═══ Supplied passage ═══
When the ‘Hoos struggled from the perimeter, basically, they were doomed, was the book.

UVA’s rebuild of its game in the paint is a good subject for an Inside the Numbers column, because you have to do a deep dive into Virginia’s 49-37 win over Wisconsin on Monday to appreciate a few things.

One, the Cavs outscored the Badgers in the paint 34-18, and outrebounded their Big Ten foes 39-30, including a 14-9 edge on the offensive boards.

These numbers make you think: hey, the post guys, doing their thing.


Well, kinda, sorta.

Jack Salt, the starting five, had four points on 2-of-2 shooting, and eight rebounds. Isaiah Wilkins, the starting four, had two points on 1-of-3 shooting, and 10 rebounds.

Mamadi Diakite, the only big off the bench to get minutes Monday, had four points on 2-of-5 shooting, and five rebounds.

Going by one way of looking at things, then, you’d do some quick math, come to a total of 10 points on 5-of-10 shooting, and 23 rebounds, and say, OK, they did their job on the boards, but the offense is still lacking.

That’s the old way of looking at things, when you go back to the 34-18 advantage in points in the paint, and come to realize that it’s not a law that you have to get your points in the paint from your bigs.

Virginia finished 13-of-22 on shots at the rim, layups and dunks. Guard Kyle Guy, all 6’2”, 165 pounds of him, was 5-of-5 on shots at the rim in the game, and 6’5” guard Devon Hall was 2-of-3.

All told, the UVA backcourt was 9-of-14 on shots at the rim on the night, while the bigs were just 4-of-8.

Gone are the days when guards passed the ball around the perimeter looking to eventually dump the ball to a 7-footer who would either dropstep or shoot a hook shot inside of five to seven feet.

Dribble drives, that’s where the game is now. Guards need to be able to get into the lane, and then be able to finish.

This is particularly true in Virginia’s mover-blocker offense, where the fours and fives are constantly setting screens for guards, and either popping – running out to a perimeter spot for a pass for a possible open jumper – or rolling to the rim looking for a backdoor pass.

It’s rare to see a UVA big set up back to the basket against a defender in the post, get an entry pass, then back the defender into the lane for a post field-goal attempt.

It happens – we saw Salt, Wilkins and Diakite each score one basket Monday night under those conditions – but it’s not the way things work in the Virginia attack.

And honestly, if you watch much NBA, think Golden State Warriors, Cleveland Cavaliers, practically everybody else, it doesn’t work much that way there, either.

Virginia is better in the paint not because Jack Salt is the next coming of Ralph Sampson, but because Kyle Guy, Devon Hall and Ty Jerome are head and shoulders better than they were last year breaking down perimeter defenders and getting to the basket.

How their efforts translated into exactly zero free-throw attempts for the ‘Hoos Monday night is another story for another day.
═══
* [Exercise task 1]
From the entries, copy verbatim the lines from the one containing "message-bubble[interactable]: 收到 <box>151 1550" up to and including the one containing "sender-name-blurred <box>165 1234".
═══ Data for this task ═══
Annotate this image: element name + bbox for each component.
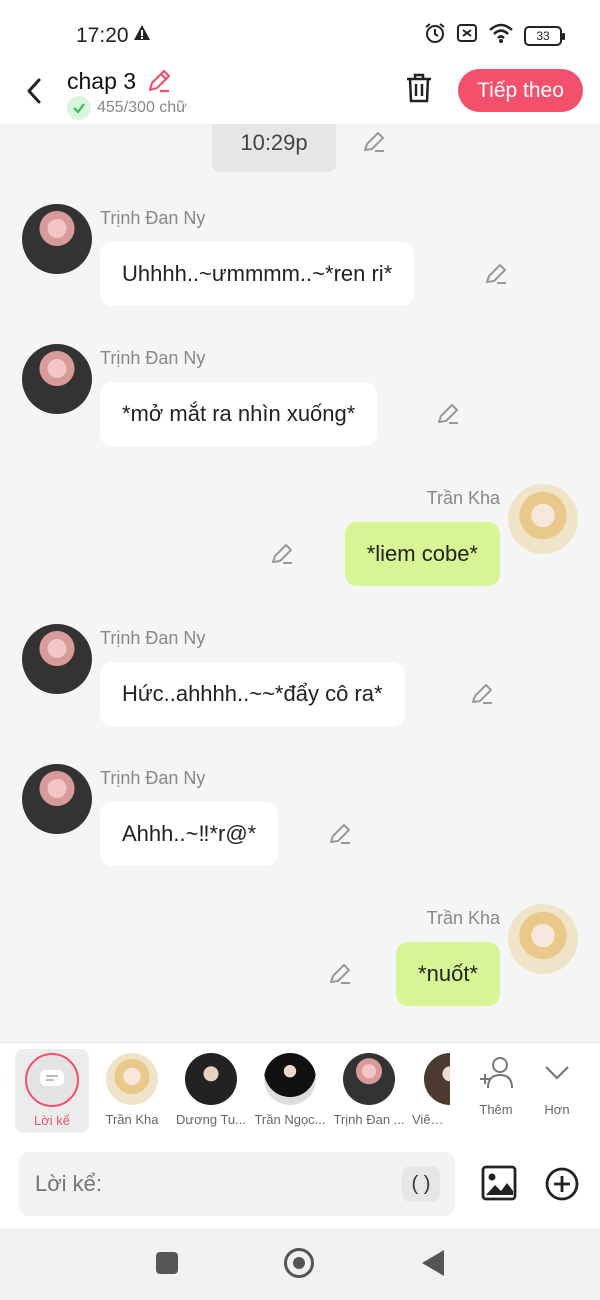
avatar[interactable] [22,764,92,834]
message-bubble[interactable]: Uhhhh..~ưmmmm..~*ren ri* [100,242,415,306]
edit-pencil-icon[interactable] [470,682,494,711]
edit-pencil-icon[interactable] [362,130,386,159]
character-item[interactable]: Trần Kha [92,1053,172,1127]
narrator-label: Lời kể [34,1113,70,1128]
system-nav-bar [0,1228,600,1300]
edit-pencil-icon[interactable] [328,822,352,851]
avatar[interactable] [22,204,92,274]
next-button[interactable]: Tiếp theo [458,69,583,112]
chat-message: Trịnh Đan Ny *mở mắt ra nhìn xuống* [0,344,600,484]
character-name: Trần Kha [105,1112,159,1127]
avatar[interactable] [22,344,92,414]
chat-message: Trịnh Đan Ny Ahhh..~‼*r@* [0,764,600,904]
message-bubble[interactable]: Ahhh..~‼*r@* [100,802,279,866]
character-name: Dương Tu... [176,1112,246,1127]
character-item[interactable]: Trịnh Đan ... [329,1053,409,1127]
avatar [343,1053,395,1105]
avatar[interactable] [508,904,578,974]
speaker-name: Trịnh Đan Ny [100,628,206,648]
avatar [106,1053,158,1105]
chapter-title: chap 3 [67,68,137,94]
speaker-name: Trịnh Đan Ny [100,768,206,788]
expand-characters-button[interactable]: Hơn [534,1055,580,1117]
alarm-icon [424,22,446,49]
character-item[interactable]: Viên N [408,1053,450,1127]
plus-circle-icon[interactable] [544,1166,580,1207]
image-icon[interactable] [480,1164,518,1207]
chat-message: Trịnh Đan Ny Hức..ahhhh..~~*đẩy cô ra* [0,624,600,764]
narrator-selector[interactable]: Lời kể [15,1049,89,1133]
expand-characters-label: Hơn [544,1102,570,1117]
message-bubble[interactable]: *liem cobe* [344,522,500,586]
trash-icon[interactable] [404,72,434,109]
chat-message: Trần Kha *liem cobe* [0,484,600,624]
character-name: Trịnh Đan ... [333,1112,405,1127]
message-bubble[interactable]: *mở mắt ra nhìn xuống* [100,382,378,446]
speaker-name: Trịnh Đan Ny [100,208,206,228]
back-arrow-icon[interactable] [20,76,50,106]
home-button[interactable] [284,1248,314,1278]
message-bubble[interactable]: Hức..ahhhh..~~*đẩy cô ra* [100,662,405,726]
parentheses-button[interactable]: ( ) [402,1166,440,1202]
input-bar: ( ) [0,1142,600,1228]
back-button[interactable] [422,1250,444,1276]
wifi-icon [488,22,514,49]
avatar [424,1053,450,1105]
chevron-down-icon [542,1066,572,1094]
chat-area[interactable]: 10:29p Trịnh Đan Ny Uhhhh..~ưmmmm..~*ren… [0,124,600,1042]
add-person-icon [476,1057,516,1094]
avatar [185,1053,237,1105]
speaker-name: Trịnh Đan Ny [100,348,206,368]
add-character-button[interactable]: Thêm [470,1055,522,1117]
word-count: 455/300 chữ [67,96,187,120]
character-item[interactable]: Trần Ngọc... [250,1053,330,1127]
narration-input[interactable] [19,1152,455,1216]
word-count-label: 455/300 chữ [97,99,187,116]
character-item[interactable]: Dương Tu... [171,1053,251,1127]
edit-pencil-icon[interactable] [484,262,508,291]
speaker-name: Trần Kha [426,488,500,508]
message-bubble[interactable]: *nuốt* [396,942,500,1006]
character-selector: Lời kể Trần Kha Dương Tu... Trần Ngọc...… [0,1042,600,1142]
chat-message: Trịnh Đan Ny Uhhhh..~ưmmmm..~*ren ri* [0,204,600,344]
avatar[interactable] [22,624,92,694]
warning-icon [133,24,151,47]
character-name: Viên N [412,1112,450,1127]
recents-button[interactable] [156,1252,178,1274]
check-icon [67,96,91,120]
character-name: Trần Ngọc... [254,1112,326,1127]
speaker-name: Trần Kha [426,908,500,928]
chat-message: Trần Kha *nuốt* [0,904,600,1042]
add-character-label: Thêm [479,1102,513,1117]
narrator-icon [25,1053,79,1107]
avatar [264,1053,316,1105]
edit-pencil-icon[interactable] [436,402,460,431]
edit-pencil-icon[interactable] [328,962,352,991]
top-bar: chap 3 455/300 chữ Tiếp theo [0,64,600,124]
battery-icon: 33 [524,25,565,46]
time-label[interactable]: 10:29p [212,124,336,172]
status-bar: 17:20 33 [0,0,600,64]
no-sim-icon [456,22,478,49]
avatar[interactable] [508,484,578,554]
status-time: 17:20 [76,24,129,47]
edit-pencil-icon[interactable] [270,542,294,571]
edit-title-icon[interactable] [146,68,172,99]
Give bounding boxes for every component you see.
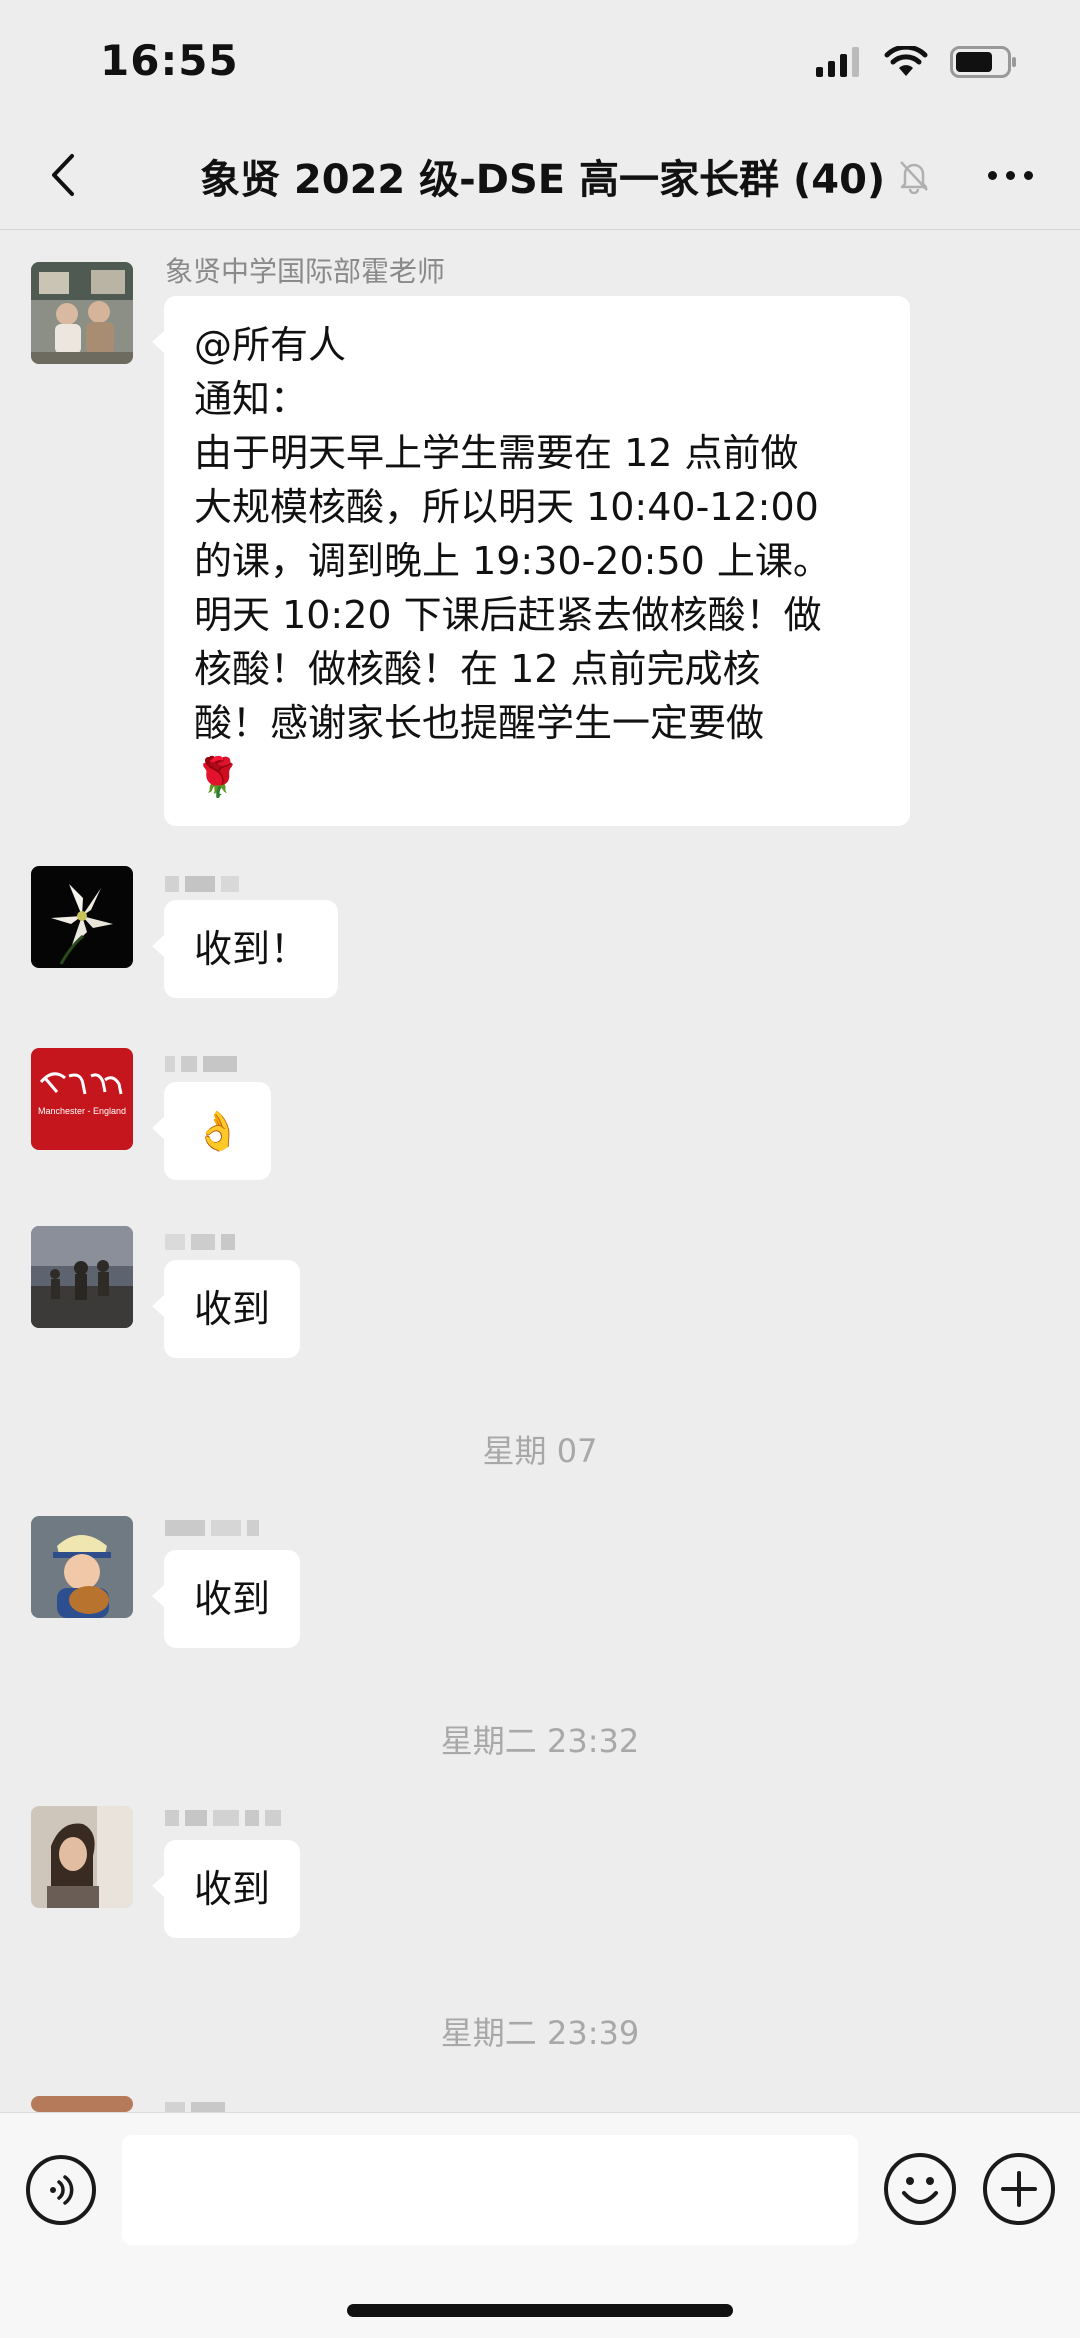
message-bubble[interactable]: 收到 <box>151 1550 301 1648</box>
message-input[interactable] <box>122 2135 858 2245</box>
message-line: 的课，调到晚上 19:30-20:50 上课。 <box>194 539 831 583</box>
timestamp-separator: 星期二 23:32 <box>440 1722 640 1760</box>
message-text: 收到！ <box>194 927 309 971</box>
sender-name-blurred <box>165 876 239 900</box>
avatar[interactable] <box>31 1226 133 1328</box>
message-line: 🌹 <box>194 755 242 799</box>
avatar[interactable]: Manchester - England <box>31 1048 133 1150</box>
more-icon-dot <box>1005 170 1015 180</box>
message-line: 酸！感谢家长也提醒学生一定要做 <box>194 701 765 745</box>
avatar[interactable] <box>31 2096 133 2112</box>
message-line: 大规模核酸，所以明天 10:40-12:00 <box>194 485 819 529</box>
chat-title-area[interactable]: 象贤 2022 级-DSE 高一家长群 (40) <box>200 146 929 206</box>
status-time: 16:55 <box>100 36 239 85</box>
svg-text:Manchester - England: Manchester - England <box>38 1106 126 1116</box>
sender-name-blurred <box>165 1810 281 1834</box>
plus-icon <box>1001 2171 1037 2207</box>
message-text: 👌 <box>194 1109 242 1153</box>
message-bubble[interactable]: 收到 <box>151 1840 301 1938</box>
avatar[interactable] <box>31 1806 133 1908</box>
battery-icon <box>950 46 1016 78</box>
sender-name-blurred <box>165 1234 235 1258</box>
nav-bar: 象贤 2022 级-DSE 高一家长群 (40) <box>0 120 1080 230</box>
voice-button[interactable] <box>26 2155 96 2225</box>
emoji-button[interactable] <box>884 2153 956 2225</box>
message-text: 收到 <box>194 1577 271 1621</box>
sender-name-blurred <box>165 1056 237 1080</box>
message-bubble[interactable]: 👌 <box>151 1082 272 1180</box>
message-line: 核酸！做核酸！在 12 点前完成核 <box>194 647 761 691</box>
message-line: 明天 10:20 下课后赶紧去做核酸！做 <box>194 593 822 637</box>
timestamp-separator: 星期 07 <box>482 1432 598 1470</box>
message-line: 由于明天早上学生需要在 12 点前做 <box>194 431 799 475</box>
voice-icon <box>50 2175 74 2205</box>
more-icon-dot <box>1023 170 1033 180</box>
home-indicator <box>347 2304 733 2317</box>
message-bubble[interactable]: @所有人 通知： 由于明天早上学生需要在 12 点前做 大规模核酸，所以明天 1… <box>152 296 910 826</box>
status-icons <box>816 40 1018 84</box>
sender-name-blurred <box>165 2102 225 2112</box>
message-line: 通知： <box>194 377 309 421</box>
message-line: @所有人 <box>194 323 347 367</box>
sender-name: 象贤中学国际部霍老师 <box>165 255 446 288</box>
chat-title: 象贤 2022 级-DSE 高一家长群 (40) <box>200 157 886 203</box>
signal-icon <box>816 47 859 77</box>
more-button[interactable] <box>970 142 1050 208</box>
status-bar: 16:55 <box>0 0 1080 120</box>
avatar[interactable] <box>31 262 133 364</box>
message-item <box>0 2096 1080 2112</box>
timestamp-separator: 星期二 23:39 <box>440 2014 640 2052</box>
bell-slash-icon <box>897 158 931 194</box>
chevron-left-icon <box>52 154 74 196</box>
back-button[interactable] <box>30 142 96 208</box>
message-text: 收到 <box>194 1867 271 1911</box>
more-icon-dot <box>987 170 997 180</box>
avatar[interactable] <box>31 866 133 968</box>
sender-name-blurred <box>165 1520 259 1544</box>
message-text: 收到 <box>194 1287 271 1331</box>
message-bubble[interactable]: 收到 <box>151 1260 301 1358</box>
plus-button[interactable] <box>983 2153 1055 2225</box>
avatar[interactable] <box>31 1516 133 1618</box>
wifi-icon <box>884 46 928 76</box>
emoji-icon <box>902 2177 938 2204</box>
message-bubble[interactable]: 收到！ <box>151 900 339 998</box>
═══
* [Exercise task 2]
According to the basketball article, how did Kyle Guy shoot on shots at the rim in the win over Wisconsin?

* [Expected answer 1]
message-bubble[interactable]: 收到 <box>151 1550 301 1648</box>
message-input[interactable] <box>122 2135 858 2245</box>
message-line: 的课，调到晚上 19:30-20:50 上课。 <box>194 539 831 583</box>
timestamp-separator: 星期二 23:32 <box>440 1722 640 1760</box>
message-text: 收到！ <box>194 927 309 971</box>
sender-name-blurred <box>165 876 239 900</box>
avatar[interactable] <box>31 1226 133 1328</box>
message-line: 🌹 <box>194 755 242 799</box>
avatar[interactable]: Manchester - England <box>31 1048 133 1150</box>
more-icon-dot <box>1005 170 1015 180</box>
message-line: 酸！感谢家长也提醒学生一定要做 <box>194 701 765 745</box>
avatar[interactable] <box>31 2096 133 2112</box>
message-line: 大规模核酸，所以明天 10:40-12:00 <box>194 485 819 529</box>
chat-title-area[interactable]: 象贤 2022 级-DSE 高一家长群 (40) <box>200 146 929 206</box>
status-time: 16:55 <box>100 36 239 85</box>
svg-text:Manchester - England: Manchester - England <box>38 1106 126 1116</box>
sender-name-blurred <box>165 1810 281 1834</box>
plus-icon <box>1001 2171 1037 2207</box>
message-text: 👌 <box>194 1109 242 1153</box>
message-bubble[interactable]: 收到 <box>151 1840 301 1938</box>
avatar[interactable] <box>31 1806 133 1908</box>
battery-icon <box>950 46 1016 78</box>
sender-name-blurred <box>165 1234 235 1258</box>

* [Expected answer 2]
He was 5-of-5 on shots at the rim.